* _Vorliegender Textauszug_
******

"Allzeit-Temperaturrekord" Extreme Hitze in Kanada: Dutzende Tote bei fast 50 Grad

Drei hitzegeplagte Kanadier kühlen sich im kalten Wasser des Lynn Creek ab. Bis zu 47,9 Grad - Kanada höchste je gemessene Temperatur - wurde im Südwesten des Landes erreicht. Foto: Darryl Dyck/The Canadian Press via ZUMA/dpa/dpa

Die anhaltende Hitzewelle im Westen Kanadas hat für neue Höchsttemperaturen gesorgt und zu mehreren Todesfällen beigetragen. 49,6 Grad Celsius zeigte das Thermometer am Dienstag in Lytton (Provinz British Columbia) an, wie die örtliche Wetterbehörde auf Twitter mitteilte.

Das sei ein "Allzeit-Temperaturrekord". Zunächst hatte die Wetterbehörde von 49,5 Grad als vorläufigem Wert gesprochen und diesen später auf 49,55 Grad (aufgerundet 49,6) aktualisiert. Die Hitze habe bereits zu Dutzenden Todesfällen beigetragen, berichten kanadische Medien. Seit Freitag seien in der Provinz British Columbia mehr als 100 plötzliche Todesfälle bei der Polizei gemeldet worden, berichtete der TV-Sender CBC. Extreme Hitze werde in der Mehrzahl der Fälle als Mitursache angesehen. Sie soll auch in den kommenden Tagen andauern.

******

* _Bereitgestellte Daten_
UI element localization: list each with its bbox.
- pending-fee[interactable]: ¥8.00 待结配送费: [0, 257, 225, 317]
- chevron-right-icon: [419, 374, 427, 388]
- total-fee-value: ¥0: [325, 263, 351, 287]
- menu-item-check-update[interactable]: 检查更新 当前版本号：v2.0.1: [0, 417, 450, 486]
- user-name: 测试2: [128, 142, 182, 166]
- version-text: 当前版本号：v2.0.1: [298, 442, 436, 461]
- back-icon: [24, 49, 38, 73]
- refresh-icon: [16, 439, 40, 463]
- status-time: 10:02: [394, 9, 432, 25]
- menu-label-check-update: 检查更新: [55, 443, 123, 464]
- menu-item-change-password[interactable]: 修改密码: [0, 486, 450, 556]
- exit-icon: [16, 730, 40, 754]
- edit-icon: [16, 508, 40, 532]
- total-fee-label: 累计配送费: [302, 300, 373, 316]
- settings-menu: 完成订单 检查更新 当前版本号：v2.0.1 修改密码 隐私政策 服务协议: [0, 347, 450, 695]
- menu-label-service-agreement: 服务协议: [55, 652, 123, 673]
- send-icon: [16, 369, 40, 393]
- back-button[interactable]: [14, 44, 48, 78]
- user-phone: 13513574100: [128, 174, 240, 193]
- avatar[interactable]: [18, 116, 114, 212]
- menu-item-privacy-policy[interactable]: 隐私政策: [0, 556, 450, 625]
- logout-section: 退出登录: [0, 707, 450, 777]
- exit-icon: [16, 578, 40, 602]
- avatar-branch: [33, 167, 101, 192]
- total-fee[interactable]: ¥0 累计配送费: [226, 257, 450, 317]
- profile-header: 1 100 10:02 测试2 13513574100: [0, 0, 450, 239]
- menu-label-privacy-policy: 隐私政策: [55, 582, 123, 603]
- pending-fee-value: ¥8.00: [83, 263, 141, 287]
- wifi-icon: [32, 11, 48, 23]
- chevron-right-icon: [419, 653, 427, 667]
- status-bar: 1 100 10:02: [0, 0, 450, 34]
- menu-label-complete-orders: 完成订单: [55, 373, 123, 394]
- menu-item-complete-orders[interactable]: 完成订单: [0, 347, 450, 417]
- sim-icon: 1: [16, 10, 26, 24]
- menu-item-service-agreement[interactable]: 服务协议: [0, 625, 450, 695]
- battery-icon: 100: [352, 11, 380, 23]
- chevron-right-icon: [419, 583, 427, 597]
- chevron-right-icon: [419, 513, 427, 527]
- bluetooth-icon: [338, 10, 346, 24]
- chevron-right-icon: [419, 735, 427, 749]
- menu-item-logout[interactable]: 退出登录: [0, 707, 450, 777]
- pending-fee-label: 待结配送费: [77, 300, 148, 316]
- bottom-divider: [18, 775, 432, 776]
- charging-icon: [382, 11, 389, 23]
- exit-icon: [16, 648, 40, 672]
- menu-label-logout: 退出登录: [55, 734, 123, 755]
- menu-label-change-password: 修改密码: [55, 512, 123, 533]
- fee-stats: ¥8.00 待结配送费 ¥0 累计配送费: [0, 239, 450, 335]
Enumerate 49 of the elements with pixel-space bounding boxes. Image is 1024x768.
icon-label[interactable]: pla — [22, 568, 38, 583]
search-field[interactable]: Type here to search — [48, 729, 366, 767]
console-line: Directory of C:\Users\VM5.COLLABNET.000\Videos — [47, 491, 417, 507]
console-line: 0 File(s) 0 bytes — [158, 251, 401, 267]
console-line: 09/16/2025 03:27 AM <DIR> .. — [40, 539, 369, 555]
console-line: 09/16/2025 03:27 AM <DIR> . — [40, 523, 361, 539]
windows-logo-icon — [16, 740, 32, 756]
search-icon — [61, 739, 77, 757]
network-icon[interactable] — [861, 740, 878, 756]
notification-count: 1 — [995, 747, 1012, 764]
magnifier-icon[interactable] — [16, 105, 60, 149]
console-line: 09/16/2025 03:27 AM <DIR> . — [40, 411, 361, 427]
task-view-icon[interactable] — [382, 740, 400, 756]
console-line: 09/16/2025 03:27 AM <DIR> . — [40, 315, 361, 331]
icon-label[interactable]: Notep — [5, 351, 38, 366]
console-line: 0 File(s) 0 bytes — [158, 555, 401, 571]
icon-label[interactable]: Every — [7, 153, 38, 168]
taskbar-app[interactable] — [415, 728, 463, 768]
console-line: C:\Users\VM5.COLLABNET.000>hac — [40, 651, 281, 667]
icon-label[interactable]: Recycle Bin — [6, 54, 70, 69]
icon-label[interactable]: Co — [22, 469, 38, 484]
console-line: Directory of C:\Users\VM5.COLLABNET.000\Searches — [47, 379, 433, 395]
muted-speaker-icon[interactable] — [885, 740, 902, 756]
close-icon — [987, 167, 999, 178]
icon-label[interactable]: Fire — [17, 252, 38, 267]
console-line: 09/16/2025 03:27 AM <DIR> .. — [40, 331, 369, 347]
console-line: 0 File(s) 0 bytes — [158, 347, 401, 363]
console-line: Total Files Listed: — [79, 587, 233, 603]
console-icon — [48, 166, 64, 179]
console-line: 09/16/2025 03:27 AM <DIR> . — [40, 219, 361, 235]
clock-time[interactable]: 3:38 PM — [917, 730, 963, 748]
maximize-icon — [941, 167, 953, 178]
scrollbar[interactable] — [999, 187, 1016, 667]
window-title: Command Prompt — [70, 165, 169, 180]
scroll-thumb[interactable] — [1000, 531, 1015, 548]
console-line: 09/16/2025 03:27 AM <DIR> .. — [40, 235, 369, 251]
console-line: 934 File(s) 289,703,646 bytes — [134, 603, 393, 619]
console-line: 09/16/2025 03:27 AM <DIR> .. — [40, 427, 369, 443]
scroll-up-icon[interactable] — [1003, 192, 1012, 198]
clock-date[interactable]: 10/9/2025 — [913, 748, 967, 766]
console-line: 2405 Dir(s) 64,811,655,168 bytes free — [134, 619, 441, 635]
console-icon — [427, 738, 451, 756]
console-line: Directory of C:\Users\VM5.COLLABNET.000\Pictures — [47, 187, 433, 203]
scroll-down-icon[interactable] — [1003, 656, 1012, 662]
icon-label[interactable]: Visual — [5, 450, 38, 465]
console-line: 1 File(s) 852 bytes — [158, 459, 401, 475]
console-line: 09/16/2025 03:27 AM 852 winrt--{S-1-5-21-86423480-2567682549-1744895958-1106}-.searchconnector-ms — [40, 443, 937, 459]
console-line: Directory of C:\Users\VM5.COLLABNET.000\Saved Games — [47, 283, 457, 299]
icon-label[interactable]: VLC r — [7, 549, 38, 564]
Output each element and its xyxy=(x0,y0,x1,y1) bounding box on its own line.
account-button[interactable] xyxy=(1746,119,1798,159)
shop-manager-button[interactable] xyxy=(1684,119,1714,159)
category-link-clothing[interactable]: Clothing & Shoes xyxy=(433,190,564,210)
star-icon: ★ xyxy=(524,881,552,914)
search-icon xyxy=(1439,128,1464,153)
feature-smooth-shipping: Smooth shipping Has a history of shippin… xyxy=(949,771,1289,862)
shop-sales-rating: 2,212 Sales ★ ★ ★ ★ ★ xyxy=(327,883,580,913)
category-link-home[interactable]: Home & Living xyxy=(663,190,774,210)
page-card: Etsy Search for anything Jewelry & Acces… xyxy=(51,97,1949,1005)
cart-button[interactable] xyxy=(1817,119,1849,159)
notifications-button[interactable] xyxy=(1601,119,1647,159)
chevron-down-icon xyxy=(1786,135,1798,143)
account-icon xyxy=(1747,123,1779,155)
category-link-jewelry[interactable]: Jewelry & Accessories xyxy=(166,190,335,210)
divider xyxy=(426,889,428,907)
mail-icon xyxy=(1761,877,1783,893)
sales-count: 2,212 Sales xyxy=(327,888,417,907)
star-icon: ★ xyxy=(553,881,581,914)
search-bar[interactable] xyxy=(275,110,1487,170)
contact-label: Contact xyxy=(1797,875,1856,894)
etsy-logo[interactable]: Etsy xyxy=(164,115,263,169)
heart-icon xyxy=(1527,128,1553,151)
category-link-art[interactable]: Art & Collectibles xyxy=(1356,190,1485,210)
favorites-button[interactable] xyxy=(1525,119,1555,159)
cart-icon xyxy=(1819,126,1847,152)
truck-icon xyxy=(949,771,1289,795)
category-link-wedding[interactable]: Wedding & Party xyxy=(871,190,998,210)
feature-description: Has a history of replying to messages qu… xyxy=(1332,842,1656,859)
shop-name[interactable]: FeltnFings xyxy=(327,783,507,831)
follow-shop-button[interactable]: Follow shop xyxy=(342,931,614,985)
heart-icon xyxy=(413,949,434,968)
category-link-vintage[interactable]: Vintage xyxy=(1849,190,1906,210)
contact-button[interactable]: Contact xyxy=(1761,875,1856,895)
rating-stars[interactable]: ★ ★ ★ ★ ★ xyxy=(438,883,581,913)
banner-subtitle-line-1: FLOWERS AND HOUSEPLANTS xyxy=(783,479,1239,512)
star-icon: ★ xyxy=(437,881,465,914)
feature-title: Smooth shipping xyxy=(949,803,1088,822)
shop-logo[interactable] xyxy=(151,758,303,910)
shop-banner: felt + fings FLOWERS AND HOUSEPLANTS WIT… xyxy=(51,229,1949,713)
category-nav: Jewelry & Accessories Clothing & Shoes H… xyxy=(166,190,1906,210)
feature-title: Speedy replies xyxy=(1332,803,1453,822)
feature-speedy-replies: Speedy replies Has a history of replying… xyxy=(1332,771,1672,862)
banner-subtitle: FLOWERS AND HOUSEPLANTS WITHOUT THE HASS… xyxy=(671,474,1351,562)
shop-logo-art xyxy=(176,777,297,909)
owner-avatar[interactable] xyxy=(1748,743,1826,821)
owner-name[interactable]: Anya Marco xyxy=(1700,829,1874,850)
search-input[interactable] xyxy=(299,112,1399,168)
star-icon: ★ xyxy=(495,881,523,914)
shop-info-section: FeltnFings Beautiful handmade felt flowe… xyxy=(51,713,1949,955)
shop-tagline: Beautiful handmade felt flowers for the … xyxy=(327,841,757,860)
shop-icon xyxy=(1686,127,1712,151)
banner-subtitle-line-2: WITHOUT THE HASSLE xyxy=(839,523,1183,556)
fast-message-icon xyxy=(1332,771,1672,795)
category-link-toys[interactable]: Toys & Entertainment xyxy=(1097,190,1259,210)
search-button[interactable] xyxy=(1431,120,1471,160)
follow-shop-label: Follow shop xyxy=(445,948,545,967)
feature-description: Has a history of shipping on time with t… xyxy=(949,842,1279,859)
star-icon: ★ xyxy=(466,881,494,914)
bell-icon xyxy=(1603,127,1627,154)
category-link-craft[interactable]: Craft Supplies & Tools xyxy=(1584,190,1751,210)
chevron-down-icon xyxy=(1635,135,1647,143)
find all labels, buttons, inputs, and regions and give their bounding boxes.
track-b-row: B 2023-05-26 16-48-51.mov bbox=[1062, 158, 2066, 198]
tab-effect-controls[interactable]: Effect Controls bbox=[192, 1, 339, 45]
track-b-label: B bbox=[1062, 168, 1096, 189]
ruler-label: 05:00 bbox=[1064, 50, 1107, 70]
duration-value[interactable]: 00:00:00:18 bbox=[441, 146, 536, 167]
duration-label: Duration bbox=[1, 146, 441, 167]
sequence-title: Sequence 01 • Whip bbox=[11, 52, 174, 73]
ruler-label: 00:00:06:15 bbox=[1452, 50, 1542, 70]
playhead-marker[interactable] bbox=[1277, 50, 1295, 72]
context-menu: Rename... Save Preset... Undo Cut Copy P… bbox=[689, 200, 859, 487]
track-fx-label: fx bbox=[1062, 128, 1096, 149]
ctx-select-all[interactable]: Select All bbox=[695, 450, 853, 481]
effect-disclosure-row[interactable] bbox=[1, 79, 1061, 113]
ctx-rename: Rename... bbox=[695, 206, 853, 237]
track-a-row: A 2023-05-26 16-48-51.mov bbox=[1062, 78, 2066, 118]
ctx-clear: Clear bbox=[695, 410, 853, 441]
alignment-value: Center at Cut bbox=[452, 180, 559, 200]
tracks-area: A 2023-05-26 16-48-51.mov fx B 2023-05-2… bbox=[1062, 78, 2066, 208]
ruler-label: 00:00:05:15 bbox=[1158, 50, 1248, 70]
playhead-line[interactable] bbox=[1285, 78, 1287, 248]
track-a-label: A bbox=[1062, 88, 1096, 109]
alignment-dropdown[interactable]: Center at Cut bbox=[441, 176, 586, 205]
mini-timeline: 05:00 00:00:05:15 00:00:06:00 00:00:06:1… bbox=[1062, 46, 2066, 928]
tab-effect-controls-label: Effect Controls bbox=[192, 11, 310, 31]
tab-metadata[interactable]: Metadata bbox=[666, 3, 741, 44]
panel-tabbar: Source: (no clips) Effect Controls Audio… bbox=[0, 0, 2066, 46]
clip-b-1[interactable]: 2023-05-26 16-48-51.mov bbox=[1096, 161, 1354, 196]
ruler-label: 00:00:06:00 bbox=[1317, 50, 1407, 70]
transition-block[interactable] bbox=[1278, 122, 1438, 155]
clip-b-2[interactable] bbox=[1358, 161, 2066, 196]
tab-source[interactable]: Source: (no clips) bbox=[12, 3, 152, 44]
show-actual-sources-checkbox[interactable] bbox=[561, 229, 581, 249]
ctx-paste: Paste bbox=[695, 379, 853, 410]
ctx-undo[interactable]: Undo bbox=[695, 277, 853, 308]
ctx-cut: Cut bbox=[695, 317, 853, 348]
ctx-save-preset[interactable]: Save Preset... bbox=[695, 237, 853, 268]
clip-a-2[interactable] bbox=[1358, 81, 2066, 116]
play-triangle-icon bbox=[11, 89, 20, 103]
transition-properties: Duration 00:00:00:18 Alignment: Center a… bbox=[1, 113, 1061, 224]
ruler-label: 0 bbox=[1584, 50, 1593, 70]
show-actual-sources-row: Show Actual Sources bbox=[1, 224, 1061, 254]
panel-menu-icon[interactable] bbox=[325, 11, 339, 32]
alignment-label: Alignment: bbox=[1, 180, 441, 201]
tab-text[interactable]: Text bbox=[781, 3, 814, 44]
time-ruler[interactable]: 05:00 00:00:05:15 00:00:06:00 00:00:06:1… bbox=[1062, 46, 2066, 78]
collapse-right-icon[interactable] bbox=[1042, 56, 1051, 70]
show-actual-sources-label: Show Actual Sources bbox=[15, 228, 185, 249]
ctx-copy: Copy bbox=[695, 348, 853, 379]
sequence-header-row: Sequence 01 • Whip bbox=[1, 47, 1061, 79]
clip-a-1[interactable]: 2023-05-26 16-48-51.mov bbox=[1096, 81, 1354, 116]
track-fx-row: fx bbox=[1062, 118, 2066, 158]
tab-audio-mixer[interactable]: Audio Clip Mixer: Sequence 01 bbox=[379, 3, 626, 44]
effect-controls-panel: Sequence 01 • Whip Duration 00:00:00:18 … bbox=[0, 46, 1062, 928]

******

* _Fragen zum Text_
1 > Wie viele plötzliche Todesfälle wurden laut dem Text über die Hitzewelle in Kanada seit Freitag in British Columbia bei der Polizei gemeldet?
2 > Schreiben Sie den Text über die Hitzewelle in Kanada im Anschluss an seinen letzten Satz weiter.

* _Antworten je Aufgabe_
1 > Mehr als 100.

2 >
Allein in der Stadt Burnaby östlich von Vancouver seien in einem Zeitraum von 24 Stunden mehr als 25 Menschen plötzlich gestorben, teilte die Royal Canadian Mounted Police am Dienstag mit. Unter den Toten seien viele ältere Menschen gewesen. Die Polizei rief die Bevölkerung auf, besonders auf Risikogruppen zu achten. "Es ist unbedingt erforderlich, dass wir uns bei dieser extremen Hitze umeinander kümmern", sagte Polizeisprecher Mike Kalanj. In der Westküstenmetropole Vancouver wurden mehrere klimatisierte Zentren eingerichtet, wo Menschen Zuflucht vor der Hitze finden können.